Stdio flush happens after destructors. A C++ destructor that writes to std::cout or printf will see its output flushed correctly because the underlying FILE* is still alive at flush time.
.eh_frame* is discarded by the basaltc linker script, so destructors must not throw exceptions out of basaltc-linked code. Throwing from a __cxa_atexit destructor that is destroying a basaltc-internal object would call terminate. (The LIBCXXABI_SILENT_TERMINATE flag in libcxxabi makes this an immediate _exit instead of an unwind attempt.)

call_fini_array

unsafe fn call_fini_array(
    start: *const unsafe extern "C" fn(),
    mut p: *const unsafe extern "C" fn(),
) {
    while p > start {
        p = p.sub(1);
        let func = core::ptr::read(p);
        func();
    }
}

Reverse iteration is the entire content of the function. There is no priority sorting at this stage because the executable’s linker script has already sorted by SORT_BY_INIT_PRIORITY when emitting .fini_array.

__cxa_finalize from dlclose

pub unsafe extern "C" fn __cxa_finalize(dso_handle: *mut core::ffi::c_void) {
    ATEXIT_LOCK.lock();
    let mut i = CXA_ATEXIT_COUNT;
    while i > 0 {
        i -= 1;
        let entry = CXA_ATEXIT_FUNCS[i].assume_init_ref();
        if dso_handle.is_null() || entry.dso_handle == dso_handle {
            ATEXIT_LOCK.unlock();
            (entry.destructor)(entry.arg);
            ATEXIT_LOCK.lock();
        }
    }
    if dso_handle.is_null() {
        CXA_ATEXIT_COUNT = 0;
    }
    ATEXIT_LOCK.unlock();
}

cxa_finalize(NULL) is called from exit. cxa_finalize(dso_handle) is called from dlclose to clean up only the destructors that belong to the DSO being unloaded. Both paths use the same loop body and the same lock-release-around-call pattern.

After cxa_finalize(NULL) completes, CXA_ATEXIT_COUNT is reset to 0 to prevent the same destructors from running twice (on a hypothetical second exit call from a destructor). For cxa_finalize(dso_handle) with a non-null handle, the count is not reset — the matched destructors stay in the array because basaltc does not implement compaction. The next __cxa_finalize call will skip over them because the entry’s destructor field still points at unloaded code, but the dso_handle no longer matches anything.

This is technically a small leak (the slots stay occupied) but is acceptable in practice because the slot count is small (128) and dlclose-with-finalize is rare.

exit vs _exit vs _Exit

Function Behavior

Function	Behavior
`exit(status)`	Full teardown: atexit, `__cxa_finalize`, `.fini_array`, stdio flush, `_exit`.
`_exit(status)`	Skips all C/C++ teardown. Calls `trona_posix::posix_exit(status)` directly. Useful in fork-then-exec children that should not run the parent’s destructors.
`_Exit(status)`	C99 spelling of `_exit`. Implemented as a one-line wrapper that calls `_exit`.

exit(status)

Full teardown: atexit, __cxa_finalize, .fini_array, stdio flush, _exit.

[Element region listings]
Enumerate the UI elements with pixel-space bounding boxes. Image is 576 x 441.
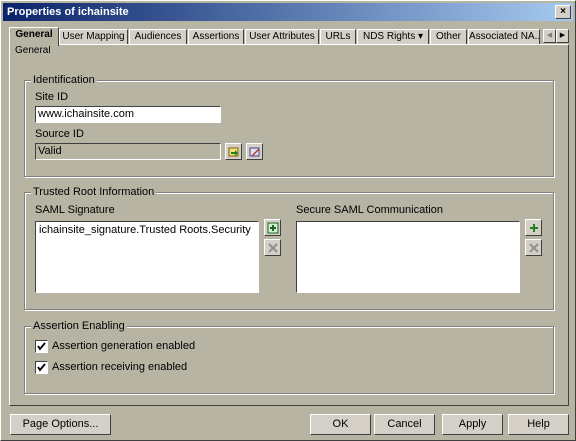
tab-urls[interactable]: URLs (320, 29, 356, 45)
identification-legend: Identification (31, 74, 97, 86)
help-button[interactable]: Help (508, 414, 569, 435)
assertion-generation-checkbox-row[interactable]: Assertion generation enabled (35, 340, 335, 354)
tab-associated-na[interactable]: Associated NA... (468, 29, 540, 45)
site-id-input[interactable]: www.ichainsite.com (35, 106, 221, 123)
checkmark-icon (37, 342, 46, 351)
properties-dialog: Properties of ichainsite × General User … (0, 0, 576, 441)
tab-scroll-right-icon[interactable]: ▶ (556, 29, 569, 43)
saml-signature-label: SAML Signature (35, 204, 115, 216)
add-secure-saml-icon[interactable] (525, 219, 542, 236)
tab-audiences[interactable]: Audiences (129, 29, 187, 45)
tab-assertions[interactable]: Assertions (188, 29, 244, 45)
assertion-enabling-legend: Assertion Enabling (31, 320, 127, 332)
edit-source-icon[interactable] (246, 143, 263, 160)
tab-other[interactable]: Other (430, 29, 467, 45)
remove-secure-saml-icon[interactable] (525, 239, 542, 256)
browse-source-icon[interactable] (225, 143, 242, 160)
close-button[interactable]: × (555, 5, 571, 19)
identification-group: Identification Site ID www.ichainsite.co… (24, 74, 554, 177)
trusted-root-group: Trusted Root Information SAML Signature … (24, 186, 554, 310)
secure-saml-label: Secure SAML Communication (296, 204, 443, 216)
title-bar: Properties of ichainsite × (3, 3, 573, 21)
site-id-label: Site ID (35, 91, 69, 103)
tab-nds-rights[interactable]: NDS Rights ▾ (357, 29, 429, 45)
assertion-receiving-label[interactable]: Assertion receiving enabled (52, 361, 187, 373)
secure-saml-list[interactable] (296, 221, 520, 293)
tab-user-mapping[interactable]: User Mapping (59, 29, 128, 45)
tab-general[interactable]: General (9, 27, 59, 46)
source-id-label: Source ID (35, 128, 84, 140)
remove-saml-signature-icon[interactable] (264, 239, 281, 256)
tab-strip: General User Mapping Audiences Assertion… (9, 27, 569, 46)
tab-user-attributes[interactable]: User Attributes (245, 29, 319, 45)
cancel-button[interactable]: Cancel (374, 414, 435, 435)
apply-button[interactable]: Apply (442, 414, 503, 435)
ok-button[interactable]: OK (310, 414, 371, 435)
assertion-generation-checkbox[interactable] (35, 340, 48, 353)
trusted-root-legend: Trusted Root Information (31, 186, 157, 198)
assertion-generation-label[interactable]: Assertion generation enabled (52, 340, 195, 352)
saml-signature-list[interactable]: ichainsite_signature.Trusted Roots.Secur… (35, 221, 259, 293)
source-id-field: Valid (35, 143, 221, 160)
tab-scroll-left-icon[interactable]: ◀ (543, 29, 556, 43)
assertion-receiving-checkbox[interactable] (35, 361, 48, 374)
assertion-receiving-checkbox-row[interactable]: Assertion receiving enabled (35, 361, 335, 375)
add-saml-signature-icon[interactable] (264, 219, 281, 236)
checkmark-icon (37, 363, 46, 372)
page-options-button[interactable]: Page Options... (10, 414, 111, 435)
list-item[interactable]: ichainsite_signature.Trusted Roots.Secur… (39, 224, 255, 236)
window-title: Properties of ichainsite (7, 6, 129, 18)
assertion-enabling-group: Assertion Enabling Assertion generation … (24, 320, 554, 394)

What is asked. Copy out the stretch of the excerpt on basaltc's exit teardown from "Stdio flush happens" through "at flush time.", word for word.

Output for this exercise.
Stdio flush happens after destructors. A C++ destructor that writes to std::cout or printf will see its output flushed correctly because the underlying FILE* is still alive at flush time.